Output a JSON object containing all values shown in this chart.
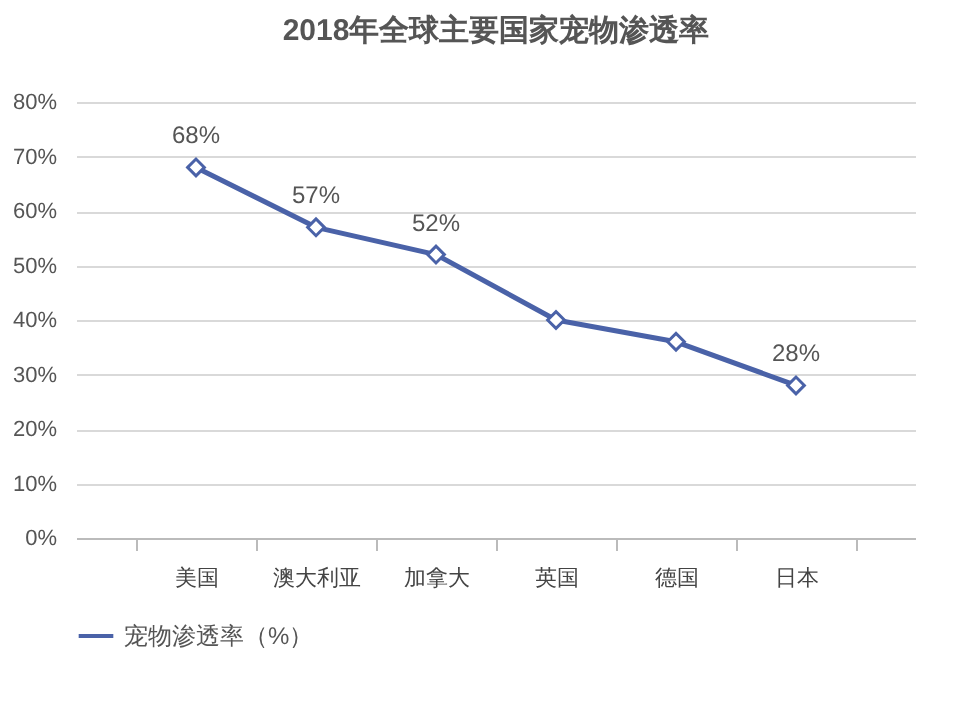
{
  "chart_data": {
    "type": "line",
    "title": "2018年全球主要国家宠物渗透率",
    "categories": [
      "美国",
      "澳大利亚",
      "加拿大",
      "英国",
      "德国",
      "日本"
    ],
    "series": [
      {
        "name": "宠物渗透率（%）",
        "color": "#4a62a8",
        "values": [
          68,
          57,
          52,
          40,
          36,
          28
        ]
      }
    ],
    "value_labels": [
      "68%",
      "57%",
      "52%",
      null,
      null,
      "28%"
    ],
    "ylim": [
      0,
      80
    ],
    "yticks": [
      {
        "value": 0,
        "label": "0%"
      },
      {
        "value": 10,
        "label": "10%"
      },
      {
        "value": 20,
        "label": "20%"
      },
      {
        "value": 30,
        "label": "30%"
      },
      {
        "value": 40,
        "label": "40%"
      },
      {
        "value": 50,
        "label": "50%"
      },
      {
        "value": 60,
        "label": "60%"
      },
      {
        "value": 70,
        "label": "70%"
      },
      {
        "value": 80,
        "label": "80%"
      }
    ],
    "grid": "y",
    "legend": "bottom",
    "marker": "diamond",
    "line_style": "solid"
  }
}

——————————

_WHAT IS REQUIRED_: Output the data above without changes, apart from leaving out the pictures.

_OUTPUT OF THE EXERCISE_:
Output a JSON object containing all values shown in this chart.
{
  "chart_data": {
    "type": "line",
    "title": "2018年全球主要国家宠物渗透率",
    "categories": [
      "美国",
      "澳大利亚",
      "加拿大",
      "英国",
      "德国",
      "日本"
    ],
    "series": [
      {
        "name": "宠物渗透率（%）",
        "color": "#4a62a8",
        "values": [
          68,
          57,
          52,
          40,
          36,
          28
        ]
      }
    ],
    "value_labels": [
      "68%",
      "57%",
      "52%",
      null,
      null,
      "28%"
    ],
    "ylim": [
      0,
      80
    ],
    "yticks": [
      {
        "value": 0,
        "label": "0%"
      },
      {
        "value": 10,
        "label": "10%"
      },
      {
        "value": 20,
        "label": "20%"
      },
      {
        "value": 30,
        "label": "30%"
      },
      {
        "value": 40,
        "label": "40%"
      },
      {
        "value": 50,
        "label": "50%"
      },
      {
        "value": 60,
        "label": "60%"
      },
      {
        "value": 70,
        "label": "70%"
      },
      {
        "value": 80,
        "label": "80%"
      }
    ],
    "grid": "y",
    "legend": "bottom",
    "marker": "diamond",
    "line_style": "solid"
  }
}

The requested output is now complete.